The n-Category Café

The definition

Let’s have a quick look at the definition first: this is a typical piece of homological algebra. For each graph $G$ we define a $k$-chain on $G$ to be a $k+1$-tuple of vertices of $G$ such that adjacent vertices are distinct: $$(a_{0},\dots ,a_{k}),\quad a_{i}\in \mathrm{Vertices}(G),\quad a_{i}\ne a_{i+1}.$$ We equip the graph with the path length metric, so each edge has length $1$, and we define the length of a chain to be the length of the path obtained by traversing its vertices: $$\ell ((a_{0},\dots ,a_{k}))\coloneqq \sum _{i=0}^{k-1}d(a_{i},a_{i+1}).$$ The chain group $\mathrm{MC}_{k,l}(G)$ is defined to be the free abelian group on the set of $k$-chains of length $l$. We define the differential $\partial \colon \mathrm{MC}_{k,l}\to \mathrm{MC}_{k-1,l}$ by $\partial \coloneqq \sum (-1)^{i}\partial _{i}$ where $$\partial _{i}(a_{0},\ldots ,a_{k}) \coloneqq \begin{cases} (a_{0},\ldots ,\widehat{a_{i}},\ldots ,a_{k}) & \mathrm{if } \ell (a_{0},\ldots ,\widehat{a_{i}},\ldots ,a_{k})=l, \\ 0 & \mathrm{otherwise}. \end{cases}$$ Here, as usual, $\widehat{x}$ means “omit $x$”. The graph magnitude is then defined to be the homology of this differential: $$\mathrm{MH}_{k,l}(G)\coloneqq \mathrm{H}_{k}(\mathrm{MC}_{\ast ,l}(G),\partial ).$$ Unfortunately, I don’t know of any intuitive interpretation of the chain groups.

Functoriality

One standard advantage of this sort of categorification is that it has functoriality where the original invariant did not. We don’t usually have morphisms between numbers or polynomials, but we do have morphisms between groups. In the case here we have the category of graphs with the morphisms sending vertices to vertices with edges either preserved or contracted, and graph magnitude homology gives a functor from that to the category of bigraded groups and homomorphisms.

Categorifying properties of magnitude

Here are some of the properties of magnitude that we can categorify. With the exception of disjoint unions, all of the other categorification results require some decidedly non-trivial homological algebra to prove.

□ □ □ □ □

### What to do
[1] Copy word for word the passage of the post on graph magnitude homology from "Categorifying properties of" up to and including "algebra to prove.".
[2] Translate this sentence from the post on graph magnitude homology into Spanish: "We don’t usually have morphisms between numbers or polynomials, but we do have morphisms between groups."
[3] Answer these questions from the post on graph magnitude homology:
(a) Under the path length metric, what length does each edge have?
(b) Graph magnitude homology gives a functor to which category?
(c) Which property is the exception among the categorification results that require decidedly non-trivial homological algebra to prove?
The records that come next have no connection to the post on graph magnitude homology.

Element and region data
□ □ □ □ □

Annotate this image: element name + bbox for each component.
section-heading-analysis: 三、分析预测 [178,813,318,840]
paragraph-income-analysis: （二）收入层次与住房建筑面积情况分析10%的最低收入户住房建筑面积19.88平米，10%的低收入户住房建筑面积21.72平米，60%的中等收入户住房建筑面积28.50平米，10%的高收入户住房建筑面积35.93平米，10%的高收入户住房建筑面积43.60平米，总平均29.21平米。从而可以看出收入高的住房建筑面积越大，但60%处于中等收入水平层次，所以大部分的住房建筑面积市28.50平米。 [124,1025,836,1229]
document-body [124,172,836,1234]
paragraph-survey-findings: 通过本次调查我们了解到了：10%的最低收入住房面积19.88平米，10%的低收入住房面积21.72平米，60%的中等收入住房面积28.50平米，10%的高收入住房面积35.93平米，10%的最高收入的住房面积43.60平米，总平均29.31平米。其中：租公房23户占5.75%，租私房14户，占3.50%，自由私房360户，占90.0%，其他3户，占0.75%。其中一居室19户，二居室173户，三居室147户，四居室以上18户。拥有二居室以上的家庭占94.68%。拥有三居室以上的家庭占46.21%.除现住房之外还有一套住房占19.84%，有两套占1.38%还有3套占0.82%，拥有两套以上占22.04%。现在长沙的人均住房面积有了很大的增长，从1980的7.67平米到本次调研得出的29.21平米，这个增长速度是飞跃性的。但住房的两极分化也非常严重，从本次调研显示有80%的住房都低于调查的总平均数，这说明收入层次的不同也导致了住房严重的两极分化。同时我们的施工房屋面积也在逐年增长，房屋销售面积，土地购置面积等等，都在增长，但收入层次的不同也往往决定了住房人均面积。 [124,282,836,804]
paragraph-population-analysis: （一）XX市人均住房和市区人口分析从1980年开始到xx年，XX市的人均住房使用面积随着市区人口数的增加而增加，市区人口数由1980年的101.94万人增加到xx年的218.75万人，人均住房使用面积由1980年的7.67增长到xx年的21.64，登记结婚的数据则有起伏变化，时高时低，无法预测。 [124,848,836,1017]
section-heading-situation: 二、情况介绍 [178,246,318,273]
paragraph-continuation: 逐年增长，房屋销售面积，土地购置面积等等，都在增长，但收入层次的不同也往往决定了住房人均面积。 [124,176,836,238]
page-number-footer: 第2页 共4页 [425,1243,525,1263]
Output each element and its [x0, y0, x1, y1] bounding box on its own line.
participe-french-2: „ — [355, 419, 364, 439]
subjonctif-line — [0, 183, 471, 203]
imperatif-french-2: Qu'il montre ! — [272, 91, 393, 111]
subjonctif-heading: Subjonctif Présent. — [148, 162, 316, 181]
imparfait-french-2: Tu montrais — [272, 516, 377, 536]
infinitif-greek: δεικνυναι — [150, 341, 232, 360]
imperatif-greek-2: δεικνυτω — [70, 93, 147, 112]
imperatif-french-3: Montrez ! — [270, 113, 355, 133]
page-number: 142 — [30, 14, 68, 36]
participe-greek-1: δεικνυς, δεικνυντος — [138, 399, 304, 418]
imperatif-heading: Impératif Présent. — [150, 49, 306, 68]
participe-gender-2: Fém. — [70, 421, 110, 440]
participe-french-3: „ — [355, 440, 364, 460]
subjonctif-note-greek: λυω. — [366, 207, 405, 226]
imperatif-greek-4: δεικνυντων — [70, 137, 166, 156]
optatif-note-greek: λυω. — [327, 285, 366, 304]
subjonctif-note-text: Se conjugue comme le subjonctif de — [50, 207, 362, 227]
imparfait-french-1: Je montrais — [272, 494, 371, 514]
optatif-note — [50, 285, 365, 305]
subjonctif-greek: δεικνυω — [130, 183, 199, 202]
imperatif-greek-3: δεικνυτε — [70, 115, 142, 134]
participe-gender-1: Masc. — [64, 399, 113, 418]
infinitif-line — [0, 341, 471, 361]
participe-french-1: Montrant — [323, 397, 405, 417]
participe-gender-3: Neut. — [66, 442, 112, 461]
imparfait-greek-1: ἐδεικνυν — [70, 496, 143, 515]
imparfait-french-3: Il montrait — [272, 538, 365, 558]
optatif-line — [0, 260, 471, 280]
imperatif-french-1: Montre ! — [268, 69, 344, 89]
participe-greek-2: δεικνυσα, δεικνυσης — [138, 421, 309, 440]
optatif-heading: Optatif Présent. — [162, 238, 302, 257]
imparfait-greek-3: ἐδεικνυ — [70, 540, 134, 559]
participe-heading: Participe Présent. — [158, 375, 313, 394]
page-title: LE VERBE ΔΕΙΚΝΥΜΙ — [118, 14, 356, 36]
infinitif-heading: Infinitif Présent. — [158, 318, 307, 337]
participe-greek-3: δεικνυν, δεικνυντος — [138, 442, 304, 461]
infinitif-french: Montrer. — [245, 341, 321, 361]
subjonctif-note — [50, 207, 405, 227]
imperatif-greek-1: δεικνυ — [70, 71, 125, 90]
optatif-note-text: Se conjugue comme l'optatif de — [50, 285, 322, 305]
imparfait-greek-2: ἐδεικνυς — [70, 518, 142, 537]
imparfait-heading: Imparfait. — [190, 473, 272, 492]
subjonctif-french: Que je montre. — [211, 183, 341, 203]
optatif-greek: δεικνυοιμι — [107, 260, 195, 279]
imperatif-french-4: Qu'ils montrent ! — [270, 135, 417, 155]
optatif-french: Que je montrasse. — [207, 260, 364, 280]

□ □ □ □ □

### Task answers
[1]
Categorifying properties of magnitude

Here are some of the properties of magnitude that we can categorify. With the exception of disjoint unions, all of the other categorification results require some decidedly non-trivial homological algebra to prove.

[2] Normalmente no tenemos morfismos entre números o polinomios, pero sí tenemos morfismos entre grupos.

[3]
(a) Each edge has length 1.
(b) The category of bigraded groups and homomorphisms.
(c) Disjoint unions.